What is required →
Report how many lines hold the word "appropriate"; give nothing but the number.

** START OF Information shown **

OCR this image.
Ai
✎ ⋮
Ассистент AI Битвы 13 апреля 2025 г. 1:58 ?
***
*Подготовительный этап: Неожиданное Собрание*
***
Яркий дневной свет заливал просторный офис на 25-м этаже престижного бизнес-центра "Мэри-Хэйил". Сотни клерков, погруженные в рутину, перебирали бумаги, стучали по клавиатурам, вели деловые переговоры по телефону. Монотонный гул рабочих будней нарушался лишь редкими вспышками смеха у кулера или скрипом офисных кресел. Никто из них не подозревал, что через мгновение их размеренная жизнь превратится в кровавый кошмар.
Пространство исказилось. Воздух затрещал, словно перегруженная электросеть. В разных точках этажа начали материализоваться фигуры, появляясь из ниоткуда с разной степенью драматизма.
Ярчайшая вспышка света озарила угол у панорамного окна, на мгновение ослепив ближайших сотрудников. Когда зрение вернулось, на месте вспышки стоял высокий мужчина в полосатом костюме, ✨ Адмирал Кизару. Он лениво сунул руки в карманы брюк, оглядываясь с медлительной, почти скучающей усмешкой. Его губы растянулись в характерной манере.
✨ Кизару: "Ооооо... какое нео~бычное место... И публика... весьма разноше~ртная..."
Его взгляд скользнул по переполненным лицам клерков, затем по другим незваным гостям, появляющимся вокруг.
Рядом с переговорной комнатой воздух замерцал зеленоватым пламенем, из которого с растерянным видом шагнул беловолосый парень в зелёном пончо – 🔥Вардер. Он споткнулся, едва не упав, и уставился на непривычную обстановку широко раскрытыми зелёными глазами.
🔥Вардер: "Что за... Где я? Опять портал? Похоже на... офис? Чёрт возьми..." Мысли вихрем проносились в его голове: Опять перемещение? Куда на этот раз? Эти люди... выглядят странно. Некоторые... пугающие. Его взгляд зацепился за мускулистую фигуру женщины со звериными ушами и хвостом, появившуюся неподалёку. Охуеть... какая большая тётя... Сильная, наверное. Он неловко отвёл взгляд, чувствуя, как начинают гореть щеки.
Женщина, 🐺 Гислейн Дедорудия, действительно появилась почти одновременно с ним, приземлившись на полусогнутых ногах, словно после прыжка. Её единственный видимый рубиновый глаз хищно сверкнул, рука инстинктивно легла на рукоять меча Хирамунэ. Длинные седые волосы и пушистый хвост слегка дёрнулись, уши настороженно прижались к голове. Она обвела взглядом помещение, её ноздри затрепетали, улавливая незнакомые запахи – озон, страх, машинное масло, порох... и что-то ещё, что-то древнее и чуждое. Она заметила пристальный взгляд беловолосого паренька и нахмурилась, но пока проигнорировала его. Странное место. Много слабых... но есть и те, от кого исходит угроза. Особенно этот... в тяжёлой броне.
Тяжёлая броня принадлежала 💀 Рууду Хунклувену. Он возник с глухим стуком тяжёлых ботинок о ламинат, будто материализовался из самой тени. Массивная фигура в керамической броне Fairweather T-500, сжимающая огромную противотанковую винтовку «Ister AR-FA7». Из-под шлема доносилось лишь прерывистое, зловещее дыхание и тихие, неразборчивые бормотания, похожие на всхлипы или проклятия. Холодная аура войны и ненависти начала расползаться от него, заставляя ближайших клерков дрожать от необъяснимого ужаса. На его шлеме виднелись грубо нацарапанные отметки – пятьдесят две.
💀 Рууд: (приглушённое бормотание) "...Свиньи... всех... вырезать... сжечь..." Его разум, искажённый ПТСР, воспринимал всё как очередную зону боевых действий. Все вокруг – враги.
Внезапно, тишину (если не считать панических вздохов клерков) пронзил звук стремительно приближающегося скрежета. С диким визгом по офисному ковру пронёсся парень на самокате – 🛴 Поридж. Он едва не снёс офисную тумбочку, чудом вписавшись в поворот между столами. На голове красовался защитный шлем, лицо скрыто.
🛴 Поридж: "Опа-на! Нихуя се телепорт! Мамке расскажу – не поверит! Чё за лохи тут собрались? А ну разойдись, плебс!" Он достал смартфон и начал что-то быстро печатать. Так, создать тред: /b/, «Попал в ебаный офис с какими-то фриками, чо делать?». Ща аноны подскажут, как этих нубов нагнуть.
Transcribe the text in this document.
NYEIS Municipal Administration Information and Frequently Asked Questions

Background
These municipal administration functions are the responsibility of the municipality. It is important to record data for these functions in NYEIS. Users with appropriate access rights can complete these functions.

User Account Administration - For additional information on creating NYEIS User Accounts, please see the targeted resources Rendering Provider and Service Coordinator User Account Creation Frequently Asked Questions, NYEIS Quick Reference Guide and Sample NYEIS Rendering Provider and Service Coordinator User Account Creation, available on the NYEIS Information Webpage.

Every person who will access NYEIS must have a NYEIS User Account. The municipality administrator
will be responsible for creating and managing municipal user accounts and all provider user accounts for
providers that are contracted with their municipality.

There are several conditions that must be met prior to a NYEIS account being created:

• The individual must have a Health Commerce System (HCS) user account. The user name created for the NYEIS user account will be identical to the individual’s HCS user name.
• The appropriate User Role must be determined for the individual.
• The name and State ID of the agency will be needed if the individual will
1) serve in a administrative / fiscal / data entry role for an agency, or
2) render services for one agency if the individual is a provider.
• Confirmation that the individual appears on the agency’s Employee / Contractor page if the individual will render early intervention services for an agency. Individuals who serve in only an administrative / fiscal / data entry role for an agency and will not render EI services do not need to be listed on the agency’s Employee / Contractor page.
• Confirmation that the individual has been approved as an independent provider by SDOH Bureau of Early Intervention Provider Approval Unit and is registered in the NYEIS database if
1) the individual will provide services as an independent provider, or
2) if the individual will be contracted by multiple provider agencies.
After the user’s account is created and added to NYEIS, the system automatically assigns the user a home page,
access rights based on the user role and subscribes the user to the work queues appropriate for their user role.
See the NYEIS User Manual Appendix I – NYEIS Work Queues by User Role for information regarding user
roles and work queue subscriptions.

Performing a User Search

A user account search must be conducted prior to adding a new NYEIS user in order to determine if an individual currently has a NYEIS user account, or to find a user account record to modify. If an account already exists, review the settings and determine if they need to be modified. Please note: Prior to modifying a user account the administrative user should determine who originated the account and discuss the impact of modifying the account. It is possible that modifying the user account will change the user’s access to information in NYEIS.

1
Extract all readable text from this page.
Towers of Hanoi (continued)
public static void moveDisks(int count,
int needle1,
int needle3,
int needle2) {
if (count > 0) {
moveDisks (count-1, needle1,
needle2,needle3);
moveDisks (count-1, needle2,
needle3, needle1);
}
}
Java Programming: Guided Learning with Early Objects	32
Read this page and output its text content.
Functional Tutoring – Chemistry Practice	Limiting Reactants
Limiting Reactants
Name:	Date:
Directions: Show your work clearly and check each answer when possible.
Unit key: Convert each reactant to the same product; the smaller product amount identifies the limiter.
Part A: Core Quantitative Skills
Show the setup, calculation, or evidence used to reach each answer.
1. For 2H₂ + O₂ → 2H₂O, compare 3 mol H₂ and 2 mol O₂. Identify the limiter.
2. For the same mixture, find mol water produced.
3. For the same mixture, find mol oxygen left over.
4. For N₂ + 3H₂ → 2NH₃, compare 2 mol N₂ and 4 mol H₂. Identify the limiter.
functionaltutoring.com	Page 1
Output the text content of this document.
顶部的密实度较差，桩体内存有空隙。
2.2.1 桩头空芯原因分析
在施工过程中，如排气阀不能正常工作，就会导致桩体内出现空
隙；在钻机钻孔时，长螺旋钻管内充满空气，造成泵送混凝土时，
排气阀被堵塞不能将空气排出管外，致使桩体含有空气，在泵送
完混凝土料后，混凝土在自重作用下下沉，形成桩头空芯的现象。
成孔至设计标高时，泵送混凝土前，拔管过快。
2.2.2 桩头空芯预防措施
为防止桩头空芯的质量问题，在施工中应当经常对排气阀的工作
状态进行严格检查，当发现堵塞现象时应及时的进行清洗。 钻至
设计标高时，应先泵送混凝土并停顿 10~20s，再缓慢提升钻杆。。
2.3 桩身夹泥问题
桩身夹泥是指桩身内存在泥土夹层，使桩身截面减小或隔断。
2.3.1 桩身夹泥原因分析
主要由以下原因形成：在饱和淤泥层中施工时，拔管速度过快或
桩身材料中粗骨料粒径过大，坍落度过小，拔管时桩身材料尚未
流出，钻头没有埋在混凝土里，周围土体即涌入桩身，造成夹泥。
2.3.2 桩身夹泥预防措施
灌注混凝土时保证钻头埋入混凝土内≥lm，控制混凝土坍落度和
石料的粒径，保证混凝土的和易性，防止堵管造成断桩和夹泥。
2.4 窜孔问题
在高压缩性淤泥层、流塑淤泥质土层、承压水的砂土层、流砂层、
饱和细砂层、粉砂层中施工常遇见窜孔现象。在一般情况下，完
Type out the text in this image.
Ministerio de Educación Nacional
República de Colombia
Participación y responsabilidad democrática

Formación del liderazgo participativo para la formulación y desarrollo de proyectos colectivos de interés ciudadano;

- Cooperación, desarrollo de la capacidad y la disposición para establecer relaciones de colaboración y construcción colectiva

** END OF Information shown **

Finished exercise →
3